__Exercise goal__:
Retype all of the data. Every line must match exactly.

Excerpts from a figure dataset
◇ ◇ ◇ ◇

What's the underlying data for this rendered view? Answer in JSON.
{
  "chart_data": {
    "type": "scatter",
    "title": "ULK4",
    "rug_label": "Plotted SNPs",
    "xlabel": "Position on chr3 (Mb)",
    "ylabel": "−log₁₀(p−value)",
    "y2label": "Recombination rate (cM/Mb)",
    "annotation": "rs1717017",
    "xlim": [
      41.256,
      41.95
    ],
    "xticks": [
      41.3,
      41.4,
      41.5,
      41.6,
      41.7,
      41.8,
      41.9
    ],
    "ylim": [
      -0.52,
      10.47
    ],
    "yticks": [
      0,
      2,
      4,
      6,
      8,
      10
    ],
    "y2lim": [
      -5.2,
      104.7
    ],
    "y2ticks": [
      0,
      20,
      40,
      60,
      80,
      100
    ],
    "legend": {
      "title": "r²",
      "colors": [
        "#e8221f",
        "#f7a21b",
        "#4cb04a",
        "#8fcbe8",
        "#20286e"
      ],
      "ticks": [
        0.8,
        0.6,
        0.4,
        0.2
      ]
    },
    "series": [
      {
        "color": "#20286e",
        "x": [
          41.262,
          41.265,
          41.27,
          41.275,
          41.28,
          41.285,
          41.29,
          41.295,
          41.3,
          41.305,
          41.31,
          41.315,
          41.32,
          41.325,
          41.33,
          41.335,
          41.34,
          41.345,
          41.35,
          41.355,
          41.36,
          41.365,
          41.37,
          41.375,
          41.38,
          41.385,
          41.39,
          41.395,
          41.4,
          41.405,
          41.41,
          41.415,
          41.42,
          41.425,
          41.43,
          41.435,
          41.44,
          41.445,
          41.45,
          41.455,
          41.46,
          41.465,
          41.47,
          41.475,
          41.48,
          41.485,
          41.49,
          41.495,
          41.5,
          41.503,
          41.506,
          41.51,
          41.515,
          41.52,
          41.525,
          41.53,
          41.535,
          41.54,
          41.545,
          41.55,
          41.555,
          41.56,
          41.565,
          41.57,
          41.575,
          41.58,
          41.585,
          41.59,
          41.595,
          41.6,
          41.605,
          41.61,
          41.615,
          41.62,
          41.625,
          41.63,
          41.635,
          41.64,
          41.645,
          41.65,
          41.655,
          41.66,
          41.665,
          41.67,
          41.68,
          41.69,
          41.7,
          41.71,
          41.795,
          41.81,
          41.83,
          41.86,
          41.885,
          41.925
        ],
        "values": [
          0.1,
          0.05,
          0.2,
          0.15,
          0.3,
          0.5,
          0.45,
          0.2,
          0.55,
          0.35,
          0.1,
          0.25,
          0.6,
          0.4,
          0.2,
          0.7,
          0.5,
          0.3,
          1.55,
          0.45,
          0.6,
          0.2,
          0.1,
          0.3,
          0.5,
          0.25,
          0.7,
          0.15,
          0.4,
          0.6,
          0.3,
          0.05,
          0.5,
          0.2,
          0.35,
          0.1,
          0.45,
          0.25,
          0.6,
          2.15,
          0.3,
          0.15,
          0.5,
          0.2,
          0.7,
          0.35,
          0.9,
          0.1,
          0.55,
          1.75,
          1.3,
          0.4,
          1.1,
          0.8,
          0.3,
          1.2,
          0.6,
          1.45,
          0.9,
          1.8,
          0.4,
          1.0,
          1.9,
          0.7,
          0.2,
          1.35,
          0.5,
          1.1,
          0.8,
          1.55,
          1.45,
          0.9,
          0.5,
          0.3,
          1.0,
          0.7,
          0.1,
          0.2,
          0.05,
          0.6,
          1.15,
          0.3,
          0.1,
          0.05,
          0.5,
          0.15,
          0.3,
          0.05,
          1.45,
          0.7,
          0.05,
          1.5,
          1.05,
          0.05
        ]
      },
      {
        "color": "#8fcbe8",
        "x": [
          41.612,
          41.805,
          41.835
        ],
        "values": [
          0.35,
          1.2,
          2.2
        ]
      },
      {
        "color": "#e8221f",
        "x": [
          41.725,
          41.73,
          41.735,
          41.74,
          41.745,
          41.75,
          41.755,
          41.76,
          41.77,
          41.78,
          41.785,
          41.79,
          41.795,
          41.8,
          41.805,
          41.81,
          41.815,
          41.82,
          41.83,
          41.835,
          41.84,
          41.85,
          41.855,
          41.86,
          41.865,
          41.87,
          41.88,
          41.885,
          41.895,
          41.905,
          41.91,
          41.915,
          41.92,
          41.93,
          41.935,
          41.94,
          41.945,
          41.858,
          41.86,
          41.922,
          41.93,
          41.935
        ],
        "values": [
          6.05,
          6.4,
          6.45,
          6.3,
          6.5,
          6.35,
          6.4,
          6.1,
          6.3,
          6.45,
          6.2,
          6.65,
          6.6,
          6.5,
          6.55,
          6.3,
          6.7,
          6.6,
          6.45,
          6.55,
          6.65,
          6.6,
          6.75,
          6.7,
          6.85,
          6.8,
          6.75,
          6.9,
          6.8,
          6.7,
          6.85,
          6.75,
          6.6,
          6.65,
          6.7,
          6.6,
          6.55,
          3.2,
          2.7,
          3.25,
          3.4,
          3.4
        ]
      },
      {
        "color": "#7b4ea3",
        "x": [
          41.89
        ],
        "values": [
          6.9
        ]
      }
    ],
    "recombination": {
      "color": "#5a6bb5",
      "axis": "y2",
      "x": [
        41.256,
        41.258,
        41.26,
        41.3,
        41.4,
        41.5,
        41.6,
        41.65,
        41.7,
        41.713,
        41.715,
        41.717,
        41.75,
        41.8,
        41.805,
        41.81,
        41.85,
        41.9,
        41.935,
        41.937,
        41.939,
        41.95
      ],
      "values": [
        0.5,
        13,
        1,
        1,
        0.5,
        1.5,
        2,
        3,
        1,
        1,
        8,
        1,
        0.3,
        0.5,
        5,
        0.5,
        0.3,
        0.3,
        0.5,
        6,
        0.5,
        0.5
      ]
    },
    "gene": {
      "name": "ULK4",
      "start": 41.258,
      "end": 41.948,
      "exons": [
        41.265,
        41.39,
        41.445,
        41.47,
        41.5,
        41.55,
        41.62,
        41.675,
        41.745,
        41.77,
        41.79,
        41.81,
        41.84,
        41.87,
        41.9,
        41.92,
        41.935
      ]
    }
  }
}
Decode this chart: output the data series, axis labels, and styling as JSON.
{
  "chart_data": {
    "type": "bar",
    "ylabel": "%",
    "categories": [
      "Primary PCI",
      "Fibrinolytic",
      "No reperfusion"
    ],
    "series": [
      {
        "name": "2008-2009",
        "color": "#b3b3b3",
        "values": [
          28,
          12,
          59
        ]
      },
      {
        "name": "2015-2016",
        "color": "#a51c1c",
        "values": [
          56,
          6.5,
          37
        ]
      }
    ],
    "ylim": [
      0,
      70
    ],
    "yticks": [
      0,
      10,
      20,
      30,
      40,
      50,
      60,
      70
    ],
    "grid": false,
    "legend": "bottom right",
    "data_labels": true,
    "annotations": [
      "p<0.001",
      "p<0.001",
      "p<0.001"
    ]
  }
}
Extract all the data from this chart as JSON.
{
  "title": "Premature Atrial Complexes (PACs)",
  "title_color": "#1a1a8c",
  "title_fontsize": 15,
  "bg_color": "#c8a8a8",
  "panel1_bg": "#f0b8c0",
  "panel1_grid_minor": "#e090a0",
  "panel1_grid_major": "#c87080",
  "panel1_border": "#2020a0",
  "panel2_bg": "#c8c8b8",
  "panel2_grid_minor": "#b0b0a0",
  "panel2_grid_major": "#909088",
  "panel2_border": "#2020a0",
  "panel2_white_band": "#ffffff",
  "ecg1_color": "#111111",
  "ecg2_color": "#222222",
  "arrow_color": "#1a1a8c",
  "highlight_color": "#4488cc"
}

◇ ◇ ◇ ◇

__Result below__:
What's the underlying data for this rendered view? Answer in JSON.
{
  "chart_data": {
    "type": "scatter",
    "title": "ULK4",
    "rug_label": "Plotted SNPs",
    "xlabel": "Position on chr3 (Mb)",
    "ylabel": "−log₁₀(p−value)",
    "y2label": "Recombination rate (cM/Mb)",
    "annotation": "rs1717017",
    "xlim": [
      41.256,
      41.95
    ],
    "xticks": [
      41.3,
      41.4,
      41.5,
      41.6,
      41.7,
      41.8,
      41.9
    ],
    "ylim": [
      -0.52,
      10.47
    ],
    "yticks": [
      0,
      2,
      4,
      6,
      8,
      10
    ],
    "y2lim": [
      -5.2,
      104.7
    ],
    "y2ticks": [
      0,
      20,
      40,
      60,
      80,
      100
    ],
    "legend": {
      "title": "r²",
      "colors": [
        "#e8221f",
        "#f7a21b",
        "#4cb04a",
        "#8fcbe8",
        "#20286e"
      ],
      "ticks": [
        0.8,
        0.6,
        0.4,
        0.2
      ]
    },
    "series": [
      {
        "color": "#20286e",
        "x": [
          41.262,
          41.265,
          41.27,
          41.275,
          41.28,
          41.285,
          41.29,
          41.295,
          41.3,
          41.305,
          41.31,
          41.315,
          41.32,
          41.325,
          41.33,
          41.335,
          41.34,
          41.345,
          41.35,
          41.355,
          41.36,
          41.365,
          41.37,
          41.375,
          41.38,
          41.385,
          41.39,
          41.395,
          41.4,
          41.405,
          41.41,
          41.415,
          41.42,
          41.425,
          41.43,
          41.435,
          41.44,
          41.445,
          41.45,
          41.455,
          41.46,
          41.465,
          41.47,
          41.475,
          41.48,
          41.485,
          41.49,
          41.495,
          41.5,
          41.503,
          41.506,
          41.51,
          41.515,
          41.52,
          41.525,
          41.53,
          41.535,
          41.54,
          41.545,
          41.55,
          41.555,
          41.56,
          41.565,
          41.57,
          41.575,
          41.58,
          41.585,
          41.59,
          41.595,
          41.6,
          41.605,
          41.61,
          41.615,
          41.62,
          41.625,
          41.63,
          41.635,
          41.64,
          41.645,
          41.65,
          41.655,
          41.66,
          41.665,
          41.67,
          41.68,
          41.69,
          41.7,
          41.71,
          41.795,
          41.81,
          41.83,
          41.86,
          41.885,
          41.925
        ],
        "values": [
          0.1,
          0.05,
          0.2,
          0.15,
          0.3,
          0.5,
          0.45,
          0.2,
          0.55,
          0.35,
          0.1,
          0.25,
          0.6,
          0.4,
          0.2,
          0.7,
          0.5,
          0.3,
          1.55,
          0.45,
          0.6,
          0.2,
          0.1,
          0.3,
          0.5,
          0.25,
          0.7,
          0.15,
          0.4,
          0.6,
          0.3,
          0.05,
          0.5,
          0.2,
          0.35,
          0.1,
          0.45,
          0.25,
          0.6,
          2.15,
          0.3,
          0.15,
          0.5,
          0.2,
          0.7,
          0.35,
          0.9,
          0.1,
          0.55,
          1.75,
          1.3,
          0.4,
          1.1,
          0.8,
          0.3,
          1.2,
          0.6,
          1.45,
          0.9,
          1.8,
          0.4,
          1.0,
          1.9,
          0.7,
          0.2,
          1.35,
          0.5,
          1.1,
          0.8,
          1.55,
          1.45,
          0.9,
          0.5,
          0.3,
          1.0,
          0.7,
          0.1,
          0.2,
          0.05,
          0.6,
          1.15,
          0.3,
          0.1,
          0.05,
          0.5,
          0.15,
          0.3,
          0.05,
          1.45,
          0.7,
          0.05,
          1.5,
          1.05,
          0.05
        ]
      },
      {
        "color": "#8fcbe8",
        "x": [
          41.612,
          41.805,
          41.835
        ],
        "values": [
          0.35,
          1.2,
          2.2
        ]
      },
      {
        "color": "#e8221f",
        "x": [
          41.725,
          41.73,
          41.735,
          41.74,
          41.745,
          41.75,
          41.755,
          41.76,
          41.77,
          41.78,
          41.785,
          41.79,
          41.795,
          41.8,
          41.805,
          41.81,
          41.815,
          41.82,
          41.83,
          41.835,
          41.84,
          41.85,
          41.855,
          41.86,
          41.865,
          41.87,
          41.88,
          41.885,
          41.895,
          41.905,
          41.91,
          41.915,
          41.92,
          41.93,
          41.935,
          41.94,
          41.945,
          41.858,
          41.86,
          41.922,
          41.93,
          41.935
        ],
        "values": [
          6.05,
          6.4,
          6.45,
          6.3,
          6.5,
          6.35,
          6.4,
          6.1,
          6.3,
          6.45,
          6.2,
          6.65,
          6.6,
          6.5,
          6.55,
          6.3,
          6.7,
          6.6,
          6.45,
          6.55,
          6.65,
          6.6,
          6.75,
          6.7,
          6.85,
          6.8,
          6.75,
          6.9,
          6.8,
          6.7,
          6.85,
          6.75,
          6.6,
          6.65,
          6.7,
          6.6,
          6.55,
          3.2,
          2.7,
          3.25,
          3.4,
          3.4
        ]
      },
      {
        "color": "#7b4ea3",
        "x": [
          41.89
        ],
        "values": [
          6.9
        ]
      }
    ],
    "recombination": {
      "color": "#5a6bb5",
      "axis": "y2",
      "x": [
        41.256,
        41.258,
        41.26,
        41.3,
        41.4,
        41.5,
        41.6,
        41.65,
        41.7,
        41.713,
        41.715,
        41.717,
        41.75,
        41.8,
        41.805,
        41.81,
        41.85,
        41.9,
        41.935,
        41.937,
        41.939,
        41.95
      ],
      "values": [
        0.5,
        13,
        1,
        1,
        0.5,
        1.5,
        2,
        3,
        1,
        1,
        8,
        1,
        0.3,
        0.5,
        5,
        0.5,
        0.3,
        0.3,
        0.5,
        6,
        0.5,
        0.5
      ]
    },
    "gene": {
      "name": "ULK4",
      "start": 41.258,
      "end": 41.948,
      "exons": [
        41.265,
        41.39,
        41.445,
        41.47,
        41.5,
        41.55,
        41.62,
        41.675,
        41.745,
        41.77,
        41.79,
        41.81,
        41.84,
        41.87,
        41.9,
        41.92,
        41.935
      ]
    }
  }
}
Decode this chart: output the data series, axis labels, and styling as JSON.
{
  "chart_data": {
    "type": "bar",
    "ylabel": "%",
    "categories": [
      "Primary PCI",
      "Fibrinolytic",
      "No reperfusion"
    ],
    "series": [
      {
        "name": "2008-2009",
        "color": "#b3b3b3",
        "values": [
          28,
          12,
          59
        ]
      },
      {
        "name": "2015-2016",
        "color": "#a51c1c",
        "values": [
          56,
          6.5,
          37
        ]
      }
    ],
    "ylim": [
      0,
      70
    ],
    "yticks": [
      0,
      10,
      20,
      30,
      40,
      50,
      60,
      70
    ],
    "grid": false,
    "legend": "bottom right",
    "data_labels": true,
    "annotations": [
      "p<0.001",
      "p<0.001",
      "p<0.001"
    ]
  }
}
Extract all the data from this chart as JSON.
{
  "title": "Premature Atrial Complexes (PACs)",
  "title_color": "#1a1a8c",
  "title_fontsize": 15,
  "bg_color": "#c8a8a8",
  "panel1_bg": "#f0b8c0",
  "panel1_grid_minor": "#e090a0",
  "panel1_grid_major": "#c87080",
  "panel1_border": "#2020a0",
  "panel2_bg": "#c8c8b8",
  "panel2_grid_minor": "#b0b0a0",
  "panel2_grid_major": "#909088",
  "panel2_border": "#2020a0",
  "panel2_white_band": "#ffffff",
  "ecg1_color": "#111111",
  "ecg2_color": "#222222",
  "arrow_color": "#1a1a8c",
  "highlight_color": "#4488cc"
}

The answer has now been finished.